### Dataset records:
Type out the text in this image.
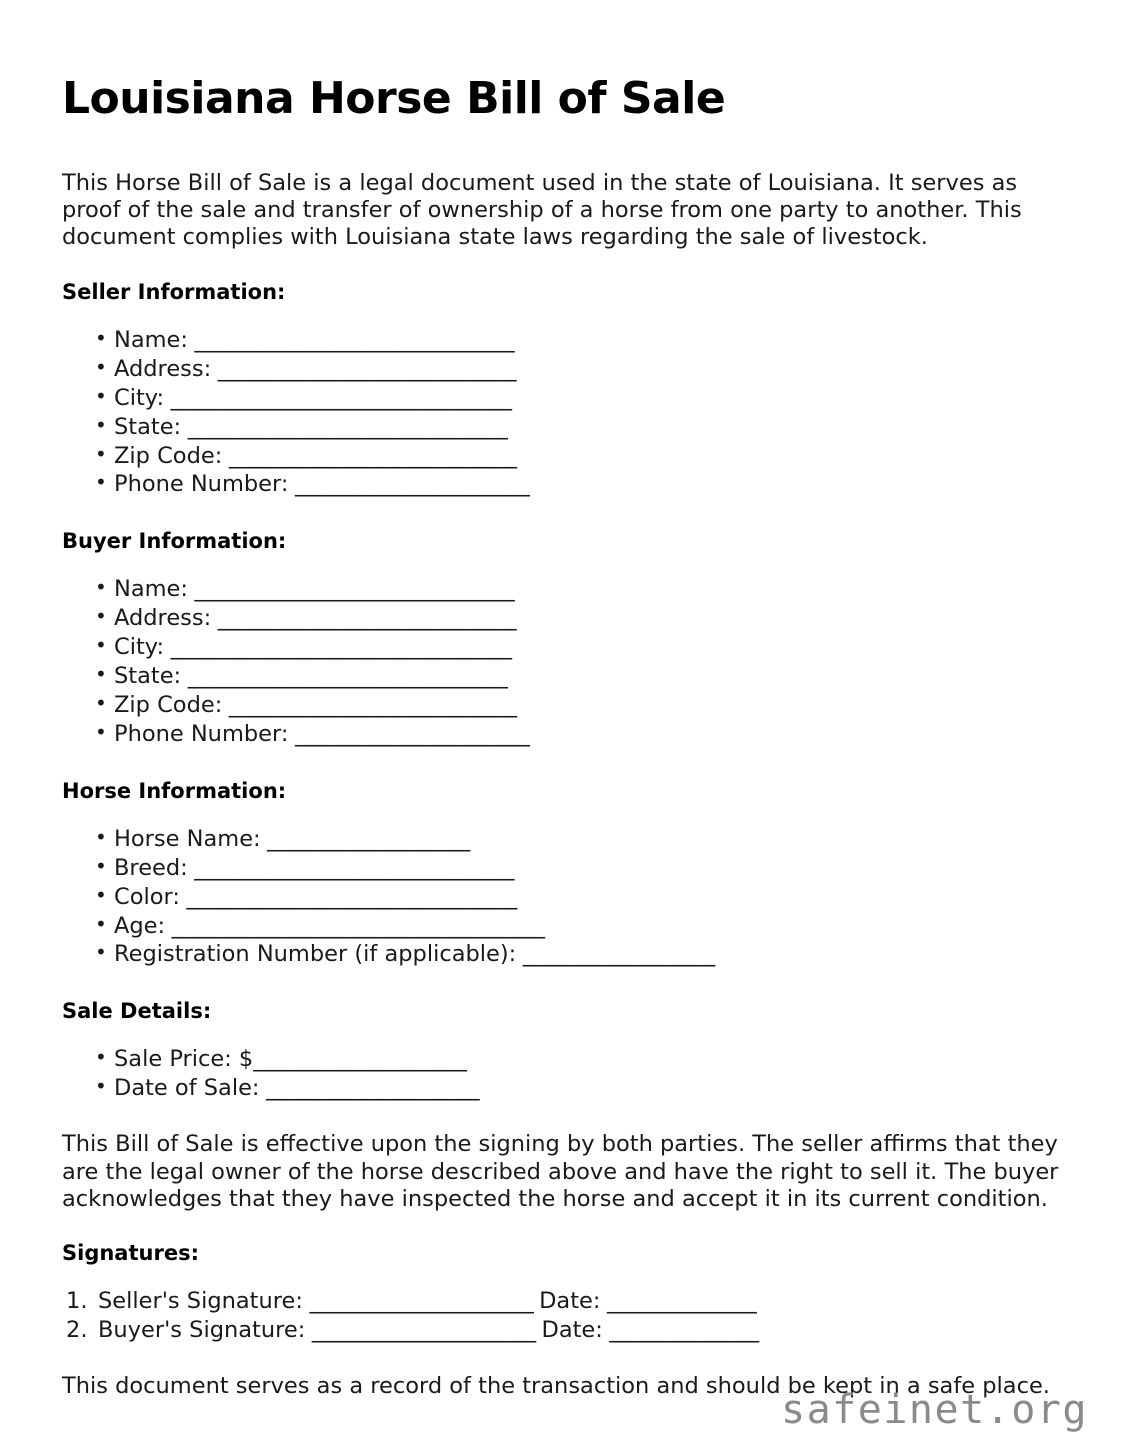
Louisiana Horse Bill of Sale

This Horse Bill of Sale is a legal document used in the state of Louisiana. It serves as proof of the sale and transfer of ownership of a horse from one party to another. This document complies with Louisiana state laws regarding the sale of livestock.

Seller Information:
• Name: ______________________________
• Address: ____________________________
• City: ________________________________
• State: ______________________________
• Zip Code: ___________________________
• Phone Number: ______________________
Buyer Information:
• Name: ______________________________
• Address: ____________________________
• City: ________________________________
• State: ______________________________
• Zip Code: ___________________________
• Phone Number: ______________________
Horse Information:
• Horse Name: ___________________
• Breed: ______________________________
• Color: _______________________________
• Age: ___________________________________
• Registration Number (if applicable): __________________
Sale Details:
• Sale Price: $____________________
• Date of Sale: ____________________

This Bill of Sale is effective upon the signing by both parties. The seller affirms that they are the legal owner of the horse described above and have the right to sell it. The buyer acknowledges that they have inspected the horse and accept it in its current condition.

Signatures:
Seller's Signature: _____________________ Date: ______________
Buyer's Signature: _____________________ Date: ______________

This document serves as a record of the transaction and should be kept in a safe place.

safeinet.org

### Exercise description:
Check every line in the material above for the string "legal", then give only the number of lines that have it.

### Output for this exercise:
2